§ Problem requirements:
Rewrite the entries from the line containing "For every button, label, input, icon, or" through the line containing "stat-percent: 0% — [408, 656, 450, 687]", both included, as a JSON list of strings with one string per line. Omit blank lines and the pictures.

§ Given records:
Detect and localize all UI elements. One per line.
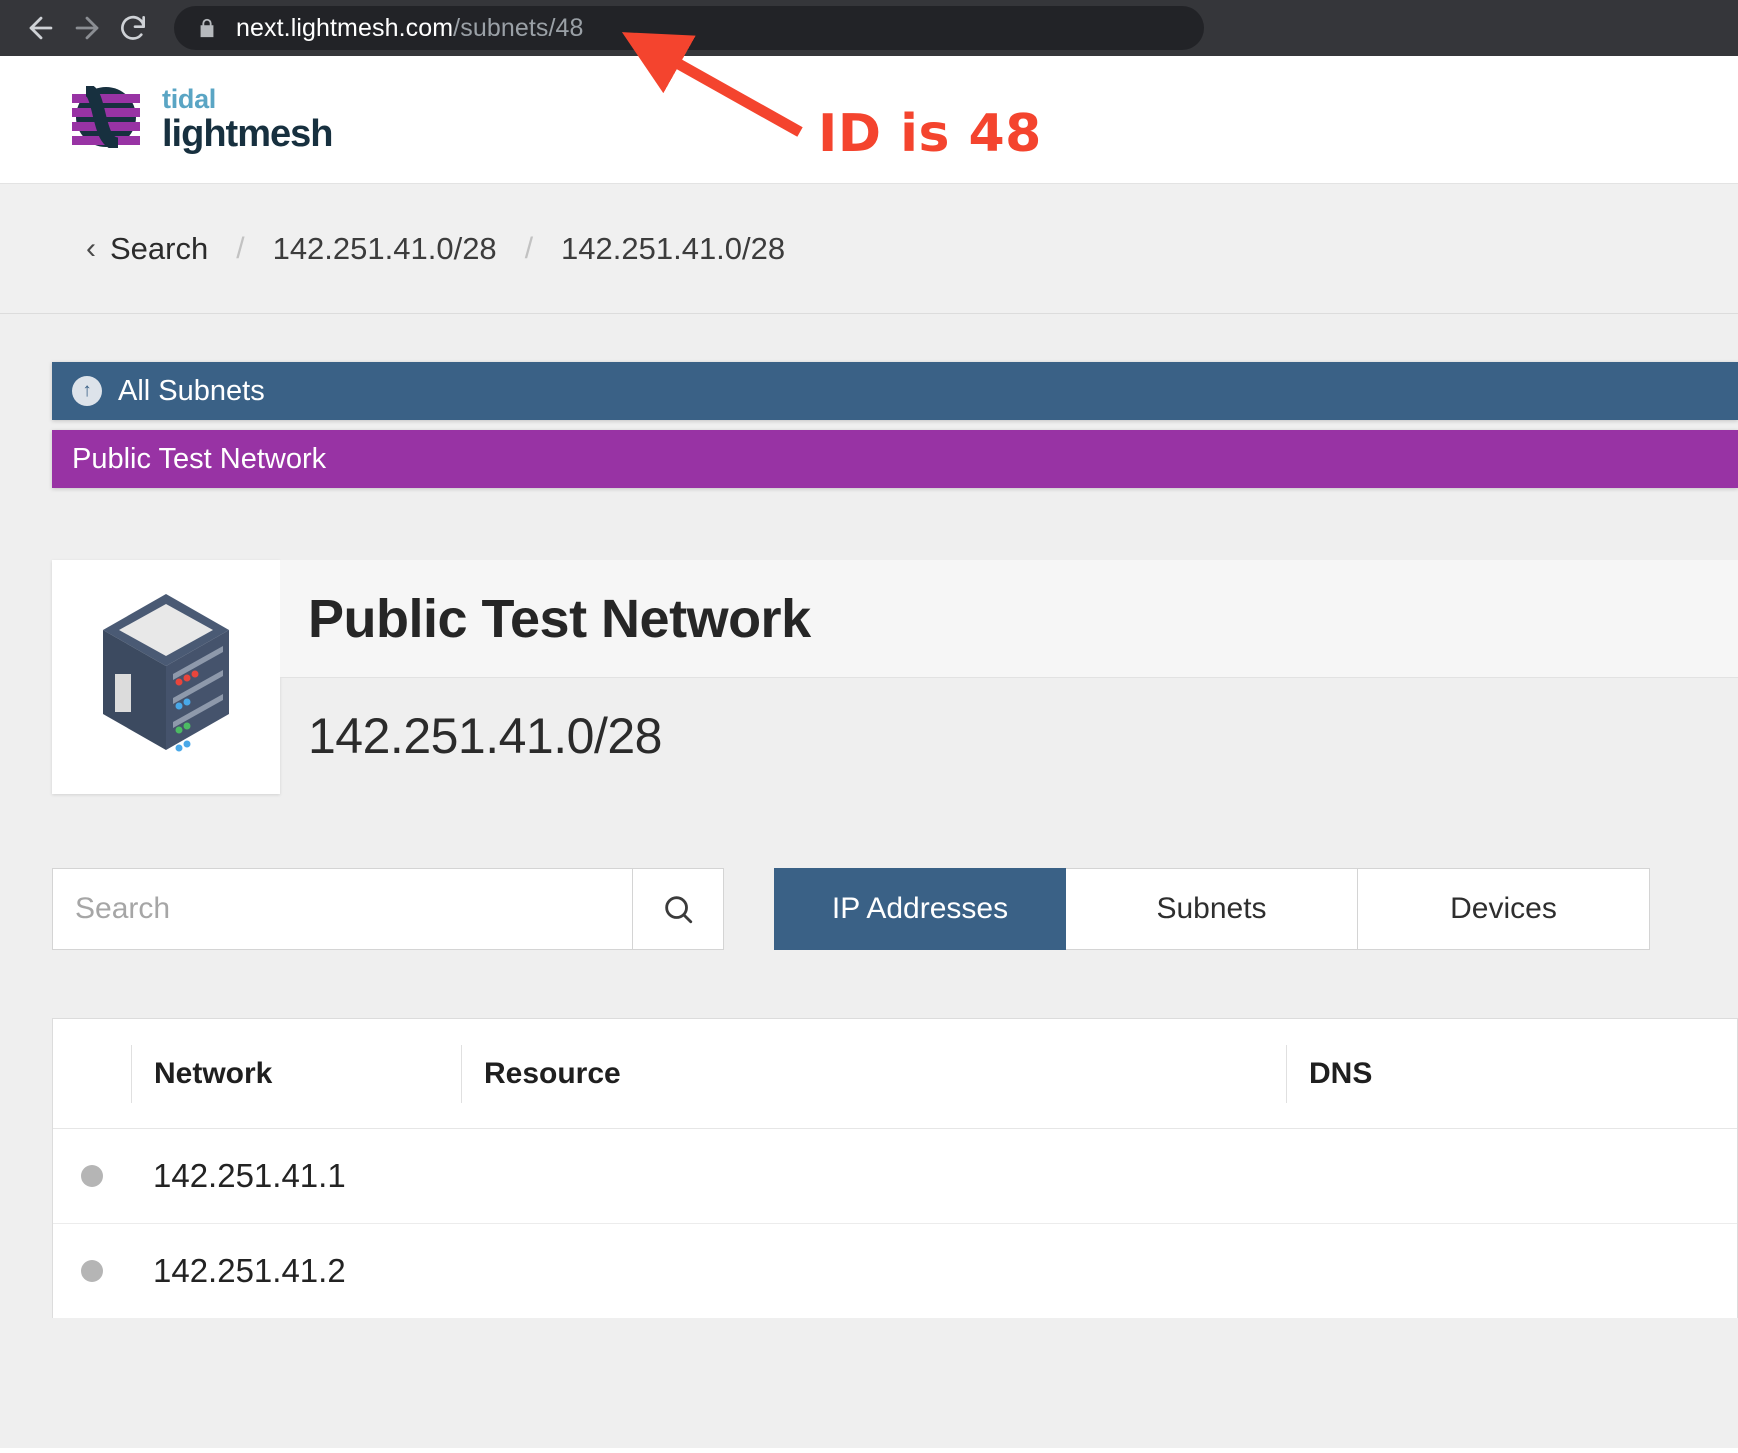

...

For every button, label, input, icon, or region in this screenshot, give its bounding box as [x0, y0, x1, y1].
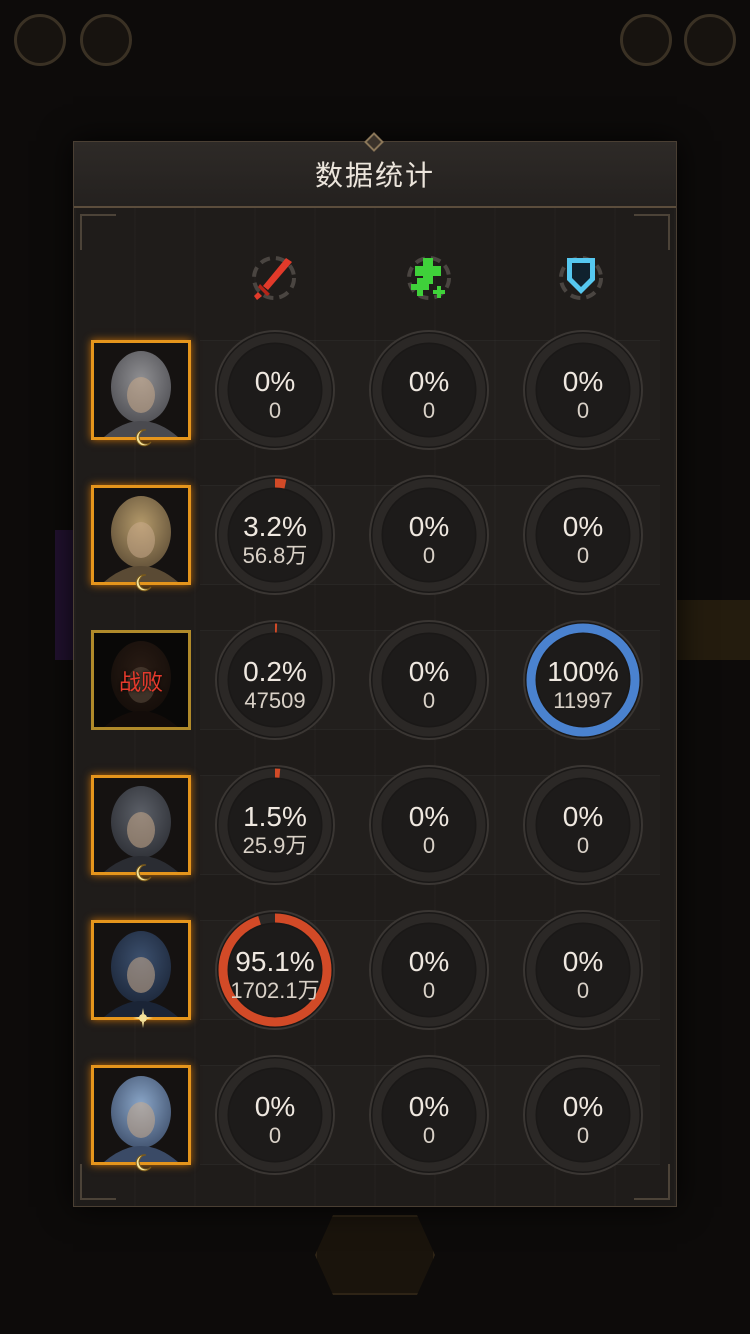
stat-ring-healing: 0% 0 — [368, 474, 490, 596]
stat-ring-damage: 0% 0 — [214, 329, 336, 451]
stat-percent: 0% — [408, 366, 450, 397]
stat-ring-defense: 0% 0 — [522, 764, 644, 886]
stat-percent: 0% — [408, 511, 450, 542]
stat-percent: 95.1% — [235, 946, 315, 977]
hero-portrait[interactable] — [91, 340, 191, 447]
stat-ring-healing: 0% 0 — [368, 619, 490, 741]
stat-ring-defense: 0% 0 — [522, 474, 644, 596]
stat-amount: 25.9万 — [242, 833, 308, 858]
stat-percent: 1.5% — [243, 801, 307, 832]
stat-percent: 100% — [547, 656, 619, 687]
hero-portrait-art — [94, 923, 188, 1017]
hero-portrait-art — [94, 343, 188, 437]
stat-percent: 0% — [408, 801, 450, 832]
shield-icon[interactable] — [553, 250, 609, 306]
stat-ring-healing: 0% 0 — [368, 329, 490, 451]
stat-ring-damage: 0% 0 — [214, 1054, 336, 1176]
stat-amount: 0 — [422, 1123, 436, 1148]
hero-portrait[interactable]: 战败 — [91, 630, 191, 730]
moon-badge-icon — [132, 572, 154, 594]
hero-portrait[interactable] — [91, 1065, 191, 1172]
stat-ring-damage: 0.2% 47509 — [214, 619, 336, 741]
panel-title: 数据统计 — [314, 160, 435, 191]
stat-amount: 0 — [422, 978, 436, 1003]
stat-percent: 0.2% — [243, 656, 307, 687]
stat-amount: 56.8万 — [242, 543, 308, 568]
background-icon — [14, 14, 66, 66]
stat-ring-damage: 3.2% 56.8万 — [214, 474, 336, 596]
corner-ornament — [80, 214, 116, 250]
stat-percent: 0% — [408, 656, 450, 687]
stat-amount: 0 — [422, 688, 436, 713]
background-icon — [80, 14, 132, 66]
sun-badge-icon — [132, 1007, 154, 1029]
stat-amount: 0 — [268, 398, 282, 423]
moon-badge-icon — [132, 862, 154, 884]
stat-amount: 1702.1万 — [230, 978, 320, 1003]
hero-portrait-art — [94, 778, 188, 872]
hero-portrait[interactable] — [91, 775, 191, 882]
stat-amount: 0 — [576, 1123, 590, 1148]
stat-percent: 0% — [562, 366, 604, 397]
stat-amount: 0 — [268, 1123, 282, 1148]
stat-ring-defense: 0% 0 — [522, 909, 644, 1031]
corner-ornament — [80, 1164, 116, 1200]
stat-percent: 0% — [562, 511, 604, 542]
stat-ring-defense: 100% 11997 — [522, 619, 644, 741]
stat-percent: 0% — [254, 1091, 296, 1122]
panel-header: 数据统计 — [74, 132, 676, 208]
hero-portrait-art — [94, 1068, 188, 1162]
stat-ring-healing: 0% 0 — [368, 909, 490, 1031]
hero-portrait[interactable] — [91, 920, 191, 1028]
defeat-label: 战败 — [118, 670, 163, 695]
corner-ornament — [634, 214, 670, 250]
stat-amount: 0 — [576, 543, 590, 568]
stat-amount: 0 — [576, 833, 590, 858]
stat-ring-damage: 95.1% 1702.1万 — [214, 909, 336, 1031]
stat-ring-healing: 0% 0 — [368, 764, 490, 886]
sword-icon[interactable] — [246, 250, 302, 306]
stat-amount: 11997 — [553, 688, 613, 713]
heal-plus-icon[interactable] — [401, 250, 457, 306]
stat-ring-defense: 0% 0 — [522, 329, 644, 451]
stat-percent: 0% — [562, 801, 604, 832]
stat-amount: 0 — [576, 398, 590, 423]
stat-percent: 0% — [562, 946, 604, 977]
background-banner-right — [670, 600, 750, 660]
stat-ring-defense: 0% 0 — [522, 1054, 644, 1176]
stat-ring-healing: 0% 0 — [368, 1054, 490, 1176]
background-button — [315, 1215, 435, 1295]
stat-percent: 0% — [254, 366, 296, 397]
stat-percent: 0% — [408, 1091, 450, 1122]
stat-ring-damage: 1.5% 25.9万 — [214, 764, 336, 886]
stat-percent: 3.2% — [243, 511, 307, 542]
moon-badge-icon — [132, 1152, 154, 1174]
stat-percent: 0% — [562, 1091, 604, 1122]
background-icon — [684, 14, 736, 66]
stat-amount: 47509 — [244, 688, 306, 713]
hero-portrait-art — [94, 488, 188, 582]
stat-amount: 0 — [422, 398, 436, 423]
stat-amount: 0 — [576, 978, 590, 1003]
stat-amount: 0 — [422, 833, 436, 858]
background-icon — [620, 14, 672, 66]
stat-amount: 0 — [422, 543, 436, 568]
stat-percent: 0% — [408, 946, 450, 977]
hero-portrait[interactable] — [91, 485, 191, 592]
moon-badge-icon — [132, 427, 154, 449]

§ Result:
[
  "For every button, label, input, icon, or region in this screenshot, give its bounding box as [x0, y0, x1, y1].",
  "stat-ring-healing: 0% 0 — [368, 474, 490, 596]",
  "stat-ring-damage: 0% 0 — [214, 329, 336, 451]",
  "stat-percent: 0% — [408, 366, 450, 397]",
  "stat-ring-defense: 0% 0 — [522, 764, 644, 886]",
  "stat-percent: 0% — [408, 511, 450, 542]",
  "stat-percent: 95.1% — [235, 946, 315, 977]",
  "hero-portrait[interactable] — [91, 340, 191, 447]",
  "stat-ring-healing: 0% 0 — [368, 619, 490, 741]",
  "stat-ring-defense: 0% 0 — [522, 474, 644, 596]",
  "stat-amount: 25.9万 — [242, 833, 308, 858]",
  "stat-percent: 1.5% — [243, 801, 307, 832]",
  "stat-percent: 100% — [547, 656, 619, 687]",
  "hero-portrait-art — [94, 923, 188, 1017]",
  "hero-portrait-art — [94, 343, 188, 437]",
  "stat-percent: 0% — [408, 801, 450, 832]",
  "shield-icon[interactable] — [553, 250, 609, 306]",
  "stat-ring-healing: 0% 0 — [368, 329, 490, 451]",
  "stat-ring-damage: 0% 0 — [214, 1054, 336, 1176]",
  "stat-amount: 0 — [422, 1123, 436, 1148]",
  "hero-portrait[interactable]: 战败 — [91, 630, 191, 730]",
  "moon-badge-icon — [132, 572, 154, 594]",
  "hero-portrait[interactable] — [91, 1065, 191, 1172]",
  "stat-ring-damage: 0.2% 47509 — [214, 619, 336, 741]",
  "panel-title: 数据统计 — [314, 160, 435, 191]",
  "stat-amount: 0 — [422, 978, 436, 1003]",
  "stat-percent: 0.2% — [243, 656, 307, 687]",
  "stat-amount: 56.8万 — [242, 543, 308, 568]",
  "background-icon — [14, 14, 66, 66]",
  "stat-ring-damage: 3.2% 56.8万 — [214, 474, 336, 596]",
  "corner-ornament — [80, 214, 116, 250]",
  "stat-percent: 0% — [408, 656, 450, 687]"
]